**The task:** From the listing below, pull out every line where the string "Rekt" appears.

________________________

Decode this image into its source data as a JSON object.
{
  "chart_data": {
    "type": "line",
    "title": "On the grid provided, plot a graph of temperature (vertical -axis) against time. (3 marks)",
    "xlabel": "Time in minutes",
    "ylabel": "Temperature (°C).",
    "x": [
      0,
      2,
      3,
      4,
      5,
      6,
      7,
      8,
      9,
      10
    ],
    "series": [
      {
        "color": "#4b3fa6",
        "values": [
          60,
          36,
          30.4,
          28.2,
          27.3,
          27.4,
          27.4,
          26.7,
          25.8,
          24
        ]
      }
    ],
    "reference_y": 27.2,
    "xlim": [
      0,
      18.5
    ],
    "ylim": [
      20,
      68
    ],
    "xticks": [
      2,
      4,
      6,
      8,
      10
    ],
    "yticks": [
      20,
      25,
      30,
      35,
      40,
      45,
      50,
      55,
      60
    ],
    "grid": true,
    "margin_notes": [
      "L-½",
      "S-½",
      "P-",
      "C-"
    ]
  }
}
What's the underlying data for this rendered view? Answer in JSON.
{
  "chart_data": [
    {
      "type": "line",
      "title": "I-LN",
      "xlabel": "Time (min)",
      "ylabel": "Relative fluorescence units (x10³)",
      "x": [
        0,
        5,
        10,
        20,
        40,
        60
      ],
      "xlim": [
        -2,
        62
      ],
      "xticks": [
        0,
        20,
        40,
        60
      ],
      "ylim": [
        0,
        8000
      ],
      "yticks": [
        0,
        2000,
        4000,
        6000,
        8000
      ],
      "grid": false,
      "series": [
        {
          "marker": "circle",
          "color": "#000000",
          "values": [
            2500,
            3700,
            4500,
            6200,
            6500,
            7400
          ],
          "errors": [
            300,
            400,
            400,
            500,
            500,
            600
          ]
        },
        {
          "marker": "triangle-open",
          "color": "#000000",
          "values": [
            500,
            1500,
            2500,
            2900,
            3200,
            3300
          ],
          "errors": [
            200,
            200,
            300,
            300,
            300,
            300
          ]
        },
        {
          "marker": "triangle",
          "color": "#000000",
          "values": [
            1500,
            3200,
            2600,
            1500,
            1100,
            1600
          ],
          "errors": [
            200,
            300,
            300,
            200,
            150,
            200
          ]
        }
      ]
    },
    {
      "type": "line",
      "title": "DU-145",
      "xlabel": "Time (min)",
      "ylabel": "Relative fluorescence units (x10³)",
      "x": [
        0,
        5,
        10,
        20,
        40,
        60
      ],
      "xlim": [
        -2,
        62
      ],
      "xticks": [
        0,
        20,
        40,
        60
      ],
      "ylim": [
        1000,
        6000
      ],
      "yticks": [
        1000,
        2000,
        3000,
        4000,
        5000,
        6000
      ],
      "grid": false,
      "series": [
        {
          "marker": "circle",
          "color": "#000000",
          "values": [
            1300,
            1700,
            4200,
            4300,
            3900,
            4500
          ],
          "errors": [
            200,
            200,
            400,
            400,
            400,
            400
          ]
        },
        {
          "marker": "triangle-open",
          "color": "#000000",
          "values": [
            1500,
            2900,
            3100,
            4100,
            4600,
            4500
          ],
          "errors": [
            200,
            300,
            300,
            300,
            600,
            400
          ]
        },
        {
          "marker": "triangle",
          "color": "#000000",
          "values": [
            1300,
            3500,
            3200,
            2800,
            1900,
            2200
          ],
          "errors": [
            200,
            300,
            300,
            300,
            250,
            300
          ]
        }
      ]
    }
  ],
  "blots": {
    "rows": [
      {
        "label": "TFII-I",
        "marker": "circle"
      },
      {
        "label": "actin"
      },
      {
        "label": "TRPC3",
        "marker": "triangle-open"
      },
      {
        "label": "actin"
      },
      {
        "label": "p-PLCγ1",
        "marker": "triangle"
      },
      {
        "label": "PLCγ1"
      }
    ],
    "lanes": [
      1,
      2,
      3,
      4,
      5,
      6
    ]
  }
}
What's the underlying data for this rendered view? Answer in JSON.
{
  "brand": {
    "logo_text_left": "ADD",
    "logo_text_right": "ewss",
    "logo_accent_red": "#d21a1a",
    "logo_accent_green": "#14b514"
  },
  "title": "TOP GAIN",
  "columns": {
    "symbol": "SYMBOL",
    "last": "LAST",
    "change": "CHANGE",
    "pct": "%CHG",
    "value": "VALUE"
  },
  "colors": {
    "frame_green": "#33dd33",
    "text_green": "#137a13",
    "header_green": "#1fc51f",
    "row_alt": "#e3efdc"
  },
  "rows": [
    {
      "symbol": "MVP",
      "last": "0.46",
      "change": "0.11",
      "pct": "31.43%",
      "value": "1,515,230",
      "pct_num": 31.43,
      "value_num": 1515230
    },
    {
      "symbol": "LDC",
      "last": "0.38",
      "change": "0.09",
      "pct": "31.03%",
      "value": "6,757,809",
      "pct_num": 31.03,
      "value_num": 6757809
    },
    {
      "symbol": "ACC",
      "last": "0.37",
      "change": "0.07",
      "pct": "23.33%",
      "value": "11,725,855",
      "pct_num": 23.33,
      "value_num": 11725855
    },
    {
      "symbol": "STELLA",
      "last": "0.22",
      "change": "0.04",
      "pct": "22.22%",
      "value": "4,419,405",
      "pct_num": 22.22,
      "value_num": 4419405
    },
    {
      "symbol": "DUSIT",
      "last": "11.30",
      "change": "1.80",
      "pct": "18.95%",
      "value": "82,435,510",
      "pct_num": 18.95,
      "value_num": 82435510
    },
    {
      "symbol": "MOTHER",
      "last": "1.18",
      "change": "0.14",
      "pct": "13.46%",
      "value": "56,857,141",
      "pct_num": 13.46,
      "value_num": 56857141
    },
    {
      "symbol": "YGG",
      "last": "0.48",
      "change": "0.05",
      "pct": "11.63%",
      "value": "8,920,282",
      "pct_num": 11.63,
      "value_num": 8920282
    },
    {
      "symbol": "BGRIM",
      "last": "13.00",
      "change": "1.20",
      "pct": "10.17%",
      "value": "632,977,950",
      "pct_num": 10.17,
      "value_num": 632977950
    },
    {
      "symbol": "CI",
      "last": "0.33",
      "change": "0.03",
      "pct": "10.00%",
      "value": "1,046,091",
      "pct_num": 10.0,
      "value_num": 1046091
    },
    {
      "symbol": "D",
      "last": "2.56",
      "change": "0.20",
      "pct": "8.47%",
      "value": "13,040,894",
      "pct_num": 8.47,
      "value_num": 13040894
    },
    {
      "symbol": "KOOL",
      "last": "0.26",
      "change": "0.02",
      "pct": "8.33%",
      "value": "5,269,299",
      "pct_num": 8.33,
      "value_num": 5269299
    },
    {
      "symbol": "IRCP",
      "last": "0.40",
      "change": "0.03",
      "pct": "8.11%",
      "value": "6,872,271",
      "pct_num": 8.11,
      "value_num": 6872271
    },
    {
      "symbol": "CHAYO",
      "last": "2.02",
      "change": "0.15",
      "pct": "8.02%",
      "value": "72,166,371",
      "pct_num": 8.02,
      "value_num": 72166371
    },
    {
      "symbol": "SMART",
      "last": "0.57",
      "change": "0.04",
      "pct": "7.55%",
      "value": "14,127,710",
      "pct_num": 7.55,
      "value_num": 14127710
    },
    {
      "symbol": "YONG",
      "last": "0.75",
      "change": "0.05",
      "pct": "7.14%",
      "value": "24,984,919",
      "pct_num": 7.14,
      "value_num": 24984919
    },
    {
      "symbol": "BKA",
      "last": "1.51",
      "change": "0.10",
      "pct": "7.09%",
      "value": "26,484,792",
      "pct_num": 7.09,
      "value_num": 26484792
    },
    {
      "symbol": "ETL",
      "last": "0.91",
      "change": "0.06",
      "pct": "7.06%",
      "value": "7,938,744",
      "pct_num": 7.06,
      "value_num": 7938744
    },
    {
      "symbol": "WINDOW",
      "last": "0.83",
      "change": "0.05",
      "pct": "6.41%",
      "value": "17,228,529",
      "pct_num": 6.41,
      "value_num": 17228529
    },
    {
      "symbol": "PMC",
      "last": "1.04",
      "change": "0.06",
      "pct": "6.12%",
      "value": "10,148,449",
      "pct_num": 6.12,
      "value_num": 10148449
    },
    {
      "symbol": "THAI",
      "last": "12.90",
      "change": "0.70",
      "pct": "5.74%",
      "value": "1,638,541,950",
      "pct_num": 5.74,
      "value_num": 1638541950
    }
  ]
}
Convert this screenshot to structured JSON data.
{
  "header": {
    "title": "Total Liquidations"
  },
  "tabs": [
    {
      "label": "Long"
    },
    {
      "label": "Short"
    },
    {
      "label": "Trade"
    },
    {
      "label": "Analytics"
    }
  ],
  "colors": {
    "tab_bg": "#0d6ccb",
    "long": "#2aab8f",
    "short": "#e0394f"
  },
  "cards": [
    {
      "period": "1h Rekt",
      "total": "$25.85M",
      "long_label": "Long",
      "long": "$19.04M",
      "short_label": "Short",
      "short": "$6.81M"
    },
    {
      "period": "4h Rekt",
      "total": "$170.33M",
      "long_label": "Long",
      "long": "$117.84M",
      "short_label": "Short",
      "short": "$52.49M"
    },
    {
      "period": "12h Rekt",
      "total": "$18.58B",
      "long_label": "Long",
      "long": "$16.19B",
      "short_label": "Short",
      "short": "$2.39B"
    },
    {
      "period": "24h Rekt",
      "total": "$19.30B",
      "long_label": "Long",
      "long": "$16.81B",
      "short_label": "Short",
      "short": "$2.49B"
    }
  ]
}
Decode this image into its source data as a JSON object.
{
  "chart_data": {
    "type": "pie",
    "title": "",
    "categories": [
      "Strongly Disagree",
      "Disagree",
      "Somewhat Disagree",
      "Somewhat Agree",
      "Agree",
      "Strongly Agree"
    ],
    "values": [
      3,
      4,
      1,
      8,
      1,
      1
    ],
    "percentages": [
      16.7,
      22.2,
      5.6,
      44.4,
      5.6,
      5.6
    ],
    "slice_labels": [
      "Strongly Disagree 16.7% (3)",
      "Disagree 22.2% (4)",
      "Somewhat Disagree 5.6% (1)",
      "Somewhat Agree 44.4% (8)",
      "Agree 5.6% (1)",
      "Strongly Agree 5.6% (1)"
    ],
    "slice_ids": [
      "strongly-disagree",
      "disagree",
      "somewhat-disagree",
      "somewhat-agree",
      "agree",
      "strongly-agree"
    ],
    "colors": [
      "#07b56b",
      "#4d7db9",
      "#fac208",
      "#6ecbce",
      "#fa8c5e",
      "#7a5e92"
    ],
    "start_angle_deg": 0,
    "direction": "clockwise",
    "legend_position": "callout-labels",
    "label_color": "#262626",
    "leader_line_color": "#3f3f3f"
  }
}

________________________

**Task response:**
      "period": "1h Rekt",
      "period": "4h Rekt",
      "period": "12h Rekt",
      "period": "24h Rekt",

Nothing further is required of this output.